> [What you are asked to do]: Pull every line with the word "carry" out of the entries below.
--- begin Data listing ---
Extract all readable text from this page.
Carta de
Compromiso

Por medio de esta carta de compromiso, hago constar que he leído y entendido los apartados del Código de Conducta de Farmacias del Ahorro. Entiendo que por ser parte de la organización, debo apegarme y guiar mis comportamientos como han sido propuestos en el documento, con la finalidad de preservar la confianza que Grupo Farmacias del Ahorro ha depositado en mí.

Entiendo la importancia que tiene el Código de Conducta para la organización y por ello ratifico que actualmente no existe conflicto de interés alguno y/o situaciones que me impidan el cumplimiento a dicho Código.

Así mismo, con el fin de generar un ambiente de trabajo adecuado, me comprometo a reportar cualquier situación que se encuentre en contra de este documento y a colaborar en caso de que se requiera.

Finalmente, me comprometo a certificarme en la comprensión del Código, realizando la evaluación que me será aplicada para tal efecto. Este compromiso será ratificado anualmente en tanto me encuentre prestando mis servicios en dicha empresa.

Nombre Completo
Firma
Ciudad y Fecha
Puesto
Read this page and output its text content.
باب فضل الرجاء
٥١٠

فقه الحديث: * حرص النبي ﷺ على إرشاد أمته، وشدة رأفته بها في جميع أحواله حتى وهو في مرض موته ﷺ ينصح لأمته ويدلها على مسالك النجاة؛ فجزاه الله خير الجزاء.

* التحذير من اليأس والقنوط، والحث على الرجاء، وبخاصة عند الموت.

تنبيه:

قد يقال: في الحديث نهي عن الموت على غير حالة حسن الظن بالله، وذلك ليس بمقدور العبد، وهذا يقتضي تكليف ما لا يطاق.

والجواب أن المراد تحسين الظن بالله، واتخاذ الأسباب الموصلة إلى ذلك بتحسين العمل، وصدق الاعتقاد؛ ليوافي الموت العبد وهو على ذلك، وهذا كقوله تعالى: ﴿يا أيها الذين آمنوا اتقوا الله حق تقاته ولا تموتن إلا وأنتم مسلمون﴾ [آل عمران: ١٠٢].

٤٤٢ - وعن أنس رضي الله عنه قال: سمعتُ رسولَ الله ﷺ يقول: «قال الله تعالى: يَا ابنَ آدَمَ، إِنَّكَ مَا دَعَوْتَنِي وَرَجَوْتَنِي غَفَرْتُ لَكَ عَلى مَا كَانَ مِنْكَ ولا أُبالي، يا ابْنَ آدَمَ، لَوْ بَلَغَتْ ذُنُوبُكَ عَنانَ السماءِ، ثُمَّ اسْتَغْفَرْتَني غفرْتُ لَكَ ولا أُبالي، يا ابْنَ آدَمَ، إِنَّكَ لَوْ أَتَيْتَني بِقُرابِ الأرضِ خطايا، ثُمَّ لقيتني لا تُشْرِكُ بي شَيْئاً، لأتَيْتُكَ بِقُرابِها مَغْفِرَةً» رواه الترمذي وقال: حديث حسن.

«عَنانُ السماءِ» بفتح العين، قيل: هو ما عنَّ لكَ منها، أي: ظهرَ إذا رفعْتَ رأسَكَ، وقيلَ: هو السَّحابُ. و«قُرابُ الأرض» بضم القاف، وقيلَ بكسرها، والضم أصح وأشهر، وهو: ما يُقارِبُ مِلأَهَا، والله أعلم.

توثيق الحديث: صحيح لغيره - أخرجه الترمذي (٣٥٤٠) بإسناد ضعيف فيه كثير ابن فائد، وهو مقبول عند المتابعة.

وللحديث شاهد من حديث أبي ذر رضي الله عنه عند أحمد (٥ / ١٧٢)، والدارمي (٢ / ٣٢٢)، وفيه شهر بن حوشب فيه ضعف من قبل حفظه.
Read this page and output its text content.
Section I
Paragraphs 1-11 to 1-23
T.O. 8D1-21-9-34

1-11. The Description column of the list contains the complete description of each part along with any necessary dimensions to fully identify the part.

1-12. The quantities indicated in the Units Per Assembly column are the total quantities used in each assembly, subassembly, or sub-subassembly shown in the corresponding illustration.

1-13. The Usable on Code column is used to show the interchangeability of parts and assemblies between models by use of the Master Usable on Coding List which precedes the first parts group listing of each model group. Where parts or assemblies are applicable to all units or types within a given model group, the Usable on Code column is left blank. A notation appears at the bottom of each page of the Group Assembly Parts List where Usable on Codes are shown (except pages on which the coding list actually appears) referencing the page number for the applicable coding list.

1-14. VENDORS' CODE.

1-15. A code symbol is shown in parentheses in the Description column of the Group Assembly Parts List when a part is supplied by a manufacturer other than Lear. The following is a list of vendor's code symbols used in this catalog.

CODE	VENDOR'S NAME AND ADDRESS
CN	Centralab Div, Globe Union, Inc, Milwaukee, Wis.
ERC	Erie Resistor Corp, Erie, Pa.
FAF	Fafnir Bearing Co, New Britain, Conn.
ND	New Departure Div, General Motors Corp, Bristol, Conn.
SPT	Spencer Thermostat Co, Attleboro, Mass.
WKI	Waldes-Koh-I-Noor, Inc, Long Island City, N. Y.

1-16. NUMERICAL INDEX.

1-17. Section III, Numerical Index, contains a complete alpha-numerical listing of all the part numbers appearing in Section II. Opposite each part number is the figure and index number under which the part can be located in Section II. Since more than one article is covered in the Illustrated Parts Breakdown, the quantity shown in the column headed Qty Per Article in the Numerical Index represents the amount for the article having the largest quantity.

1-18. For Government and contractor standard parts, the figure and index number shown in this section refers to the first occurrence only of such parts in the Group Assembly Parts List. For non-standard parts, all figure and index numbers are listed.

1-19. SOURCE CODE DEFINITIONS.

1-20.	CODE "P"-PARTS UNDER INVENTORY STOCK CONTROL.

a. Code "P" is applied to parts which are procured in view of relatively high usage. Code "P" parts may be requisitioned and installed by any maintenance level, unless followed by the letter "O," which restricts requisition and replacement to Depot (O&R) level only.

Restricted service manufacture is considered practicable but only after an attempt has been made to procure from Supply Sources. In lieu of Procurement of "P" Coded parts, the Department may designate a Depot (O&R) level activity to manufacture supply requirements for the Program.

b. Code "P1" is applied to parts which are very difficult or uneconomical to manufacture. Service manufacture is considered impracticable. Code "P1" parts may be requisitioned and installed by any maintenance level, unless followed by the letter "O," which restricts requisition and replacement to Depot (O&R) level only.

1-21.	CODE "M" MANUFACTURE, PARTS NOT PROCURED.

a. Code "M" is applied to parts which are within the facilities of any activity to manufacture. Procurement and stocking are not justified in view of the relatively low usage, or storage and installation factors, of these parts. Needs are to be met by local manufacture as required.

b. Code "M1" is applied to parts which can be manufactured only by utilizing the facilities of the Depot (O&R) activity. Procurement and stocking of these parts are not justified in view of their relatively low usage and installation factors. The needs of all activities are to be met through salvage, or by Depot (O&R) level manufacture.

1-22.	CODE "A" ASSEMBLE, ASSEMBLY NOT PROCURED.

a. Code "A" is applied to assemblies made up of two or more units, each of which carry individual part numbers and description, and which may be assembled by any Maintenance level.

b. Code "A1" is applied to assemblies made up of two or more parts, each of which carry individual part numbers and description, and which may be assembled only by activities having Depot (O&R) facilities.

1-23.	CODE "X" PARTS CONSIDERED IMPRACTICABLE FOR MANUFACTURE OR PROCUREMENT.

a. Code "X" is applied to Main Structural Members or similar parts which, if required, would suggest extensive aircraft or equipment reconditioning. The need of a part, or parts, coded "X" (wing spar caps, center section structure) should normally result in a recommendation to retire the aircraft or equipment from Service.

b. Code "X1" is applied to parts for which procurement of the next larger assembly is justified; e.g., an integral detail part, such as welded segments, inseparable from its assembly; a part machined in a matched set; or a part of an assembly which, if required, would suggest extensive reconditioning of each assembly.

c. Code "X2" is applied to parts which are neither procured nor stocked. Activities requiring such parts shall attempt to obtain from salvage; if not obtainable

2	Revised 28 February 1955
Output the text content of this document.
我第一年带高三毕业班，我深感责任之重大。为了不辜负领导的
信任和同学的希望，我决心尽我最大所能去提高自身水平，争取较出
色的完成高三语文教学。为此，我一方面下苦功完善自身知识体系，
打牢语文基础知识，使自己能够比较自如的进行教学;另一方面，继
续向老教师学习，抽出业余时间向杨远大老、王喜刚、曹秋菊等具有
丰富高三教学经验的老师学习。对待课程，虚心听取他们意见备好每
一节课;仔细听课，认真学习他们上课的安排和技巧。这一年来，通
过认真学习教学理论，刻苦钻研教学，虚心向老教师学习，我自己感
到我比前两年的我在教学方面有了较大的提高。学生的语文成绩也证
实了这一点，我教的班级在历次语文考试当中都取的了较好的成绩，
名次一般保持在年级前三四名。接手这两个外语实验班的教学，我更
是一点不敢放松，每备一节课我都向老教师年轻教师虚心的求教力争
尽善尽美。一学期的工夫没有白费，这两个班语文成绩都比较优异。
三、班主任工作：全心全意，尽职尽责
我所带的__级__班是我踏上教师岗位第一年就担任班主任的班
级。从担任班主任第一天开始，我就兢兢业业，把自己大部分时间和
--- end Data listing ---
> [Answer to this exercise]:
a. Code "A" is applied to assemblies made up of two or more units, each of which carry individual part numbers and description, and which may be assembled by any Maintenance level.
b. Code "A1" is applied to assemblies made up of two or more parts, each of which carry individual part numbers and description, and which may be assembled only by activities having Depot (O&R) facilities.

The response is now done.